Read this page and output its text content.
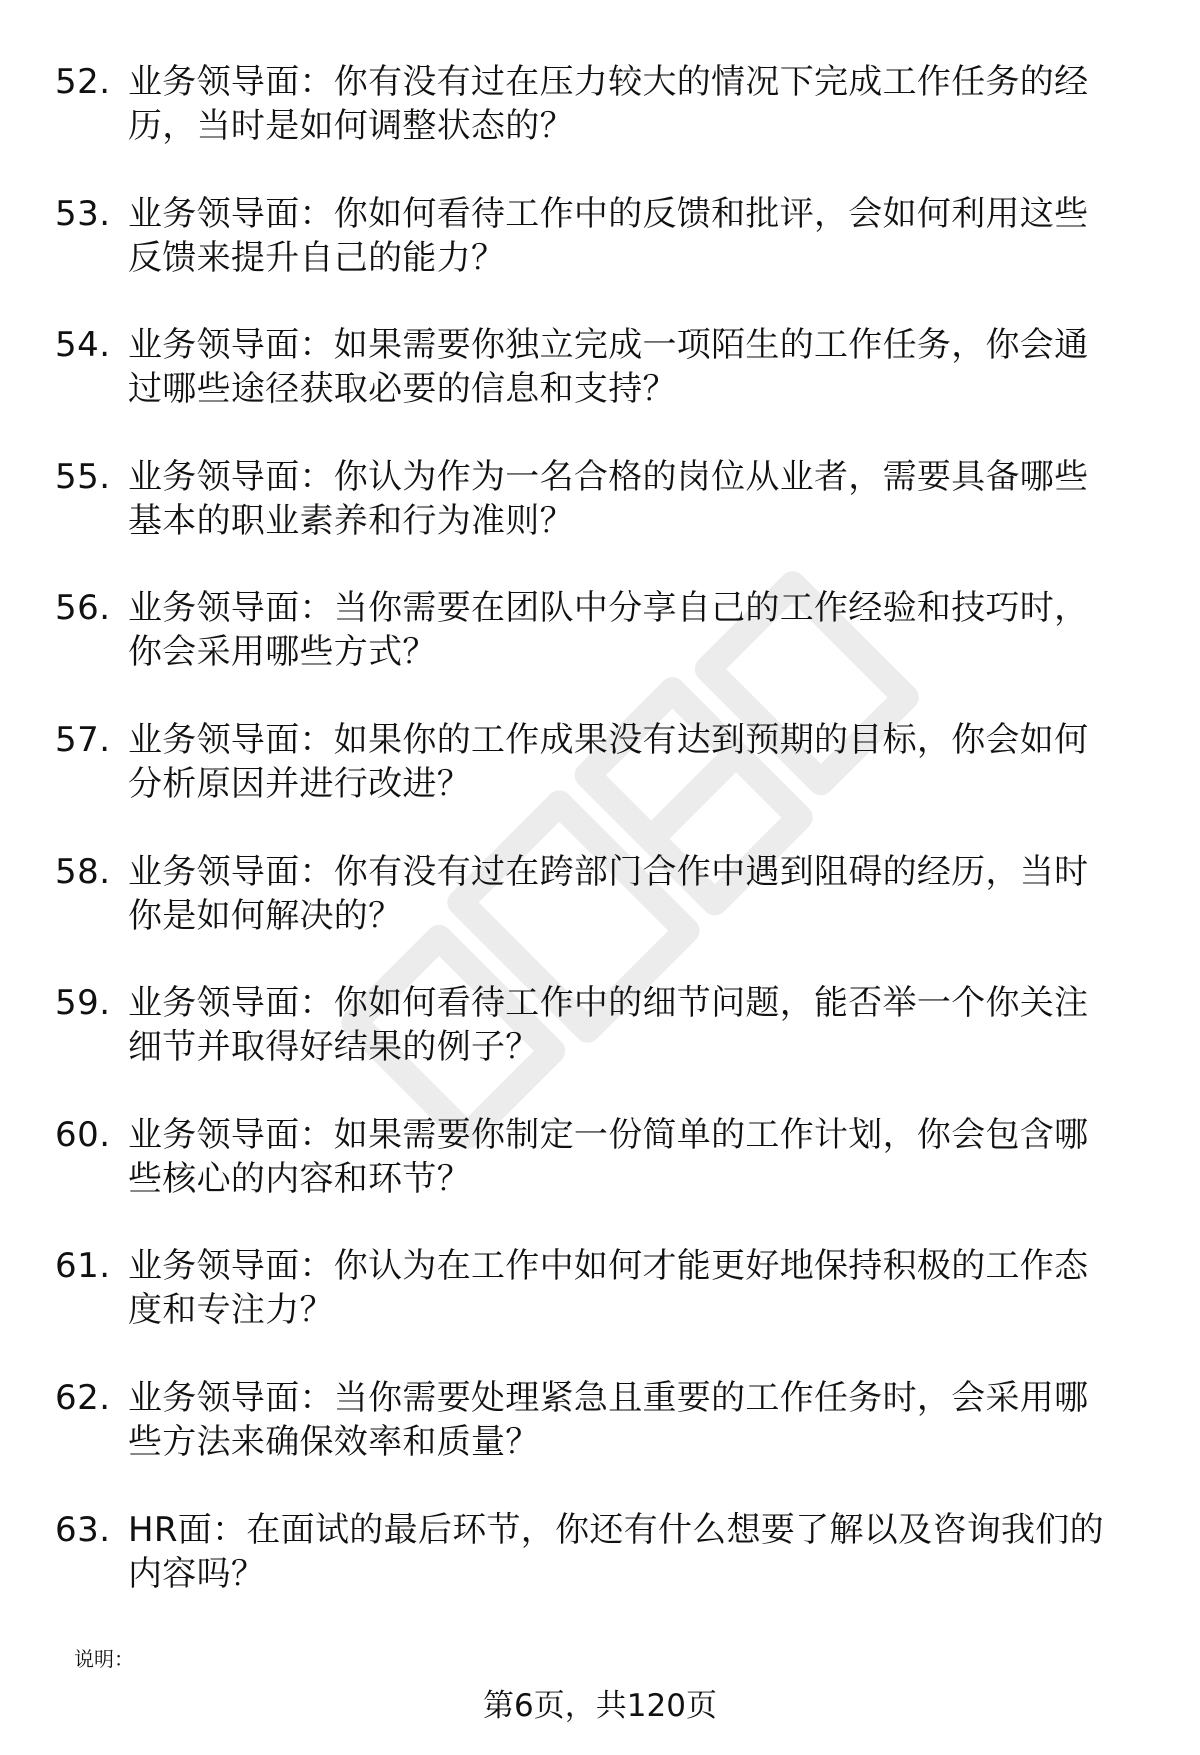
52. 业务领导面：你有没有过在压力较大的情况下完成工作任务的经
历，当时是如何调整状态的？
53. 业务领导面：你如何看待工作中的反馈和批评，会如何利用这些
反馈来提升自己的能力？
54. 业务领导面：如果需要你独立完成一项陌生的工作任务，你会通
过哪些途径获取必要的信息和支持？
55. 业务领导面：你认为作为一名合格的岗位从业者，需要具备哪些
基本的职业素养和行为准则？
56. 业务领导面：当你需要在团队中分享自己的工作经验和技巧时，
你会采用哪些方式？
57. 业务领导面：如果你的工作成果没有达到预期的目标，你会如何
分析原因并进行改进？
58. 业务领导面：你有没有过在跨部门合作中遇到阻碍的经历，当时
你是如何解决的？
59. 业务领导面：你如何看待工作中的细节问题，能否举一个你关注
细节并取得好结果的例子？
60. 业务领导面：如果需要你制定一份简单的工作计划，你会包含哪
些核心的内容和环节？
61. 业务领导面：你认为在工作中如何才能更好地保持积极的工作态
度和专注力？
62. 业务领导面：当你需要处理紧急且重要的工作任务时，会采用哪
些方法来确保效率和质量？
63. HR面：在面试的最后环节，你还有什么想要了解以及咨询我们的
内容吗？
说明：
第6页，共120页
※ ※ ※
**WHAT NEEDS TO BE DONE**
Copy the entries above faithfully and omit every image.

**ANSWER**
Read this page and output its text content.
52. 业务领导面：你有没有过在压力较大的情况下完成工作任务的经
历，当时是如何调整状态的？
53. 业务领导面：你如何看待工作中的反馈和批评，会如何利用这些
反馈来提升自己的能力？
54. 业务领导面：如果需要你独立完成一项陌生的工作任务，你会通
过哪些途径获取必要的信息和支持？
55. 业务领导面：你认为作为一名合格的岗位从业者，需要具备哪些
基本的职业素养和行为准则？
56. 业务领导面：当你需要在团队中分享自己的工作经验和技巧时，
你会采用哪些方式？
57. 业务领导面：如果你的工作成果没有达到预期的目标，你会如何
分析原因并进行改进？
58. 业务领导面：你有没有过在跨部门合作中遇到阻碍的经历，当时
你是如何解决的？
59. 业务领导面：你如何看待工作中的细节问题，能否举一个你关注
细节并取得好结果的例子？
60. 业务领导面：如果需要你制定一份简单的工作计划，你会包含哪
些核心的内容和环节？
61. 业务领导面：你认为在工作中如何才能更好地保持积极的工作态
度和专注力？
62. 业务领导面：当你需要处理紧急且重要的工作任务时，会采用哪
些方法来确保效率和质量？
63. HR面：在面试的最后环节，你还有什么想要了解以及咨询我们的
内容吗？
说明：
第6页，共120页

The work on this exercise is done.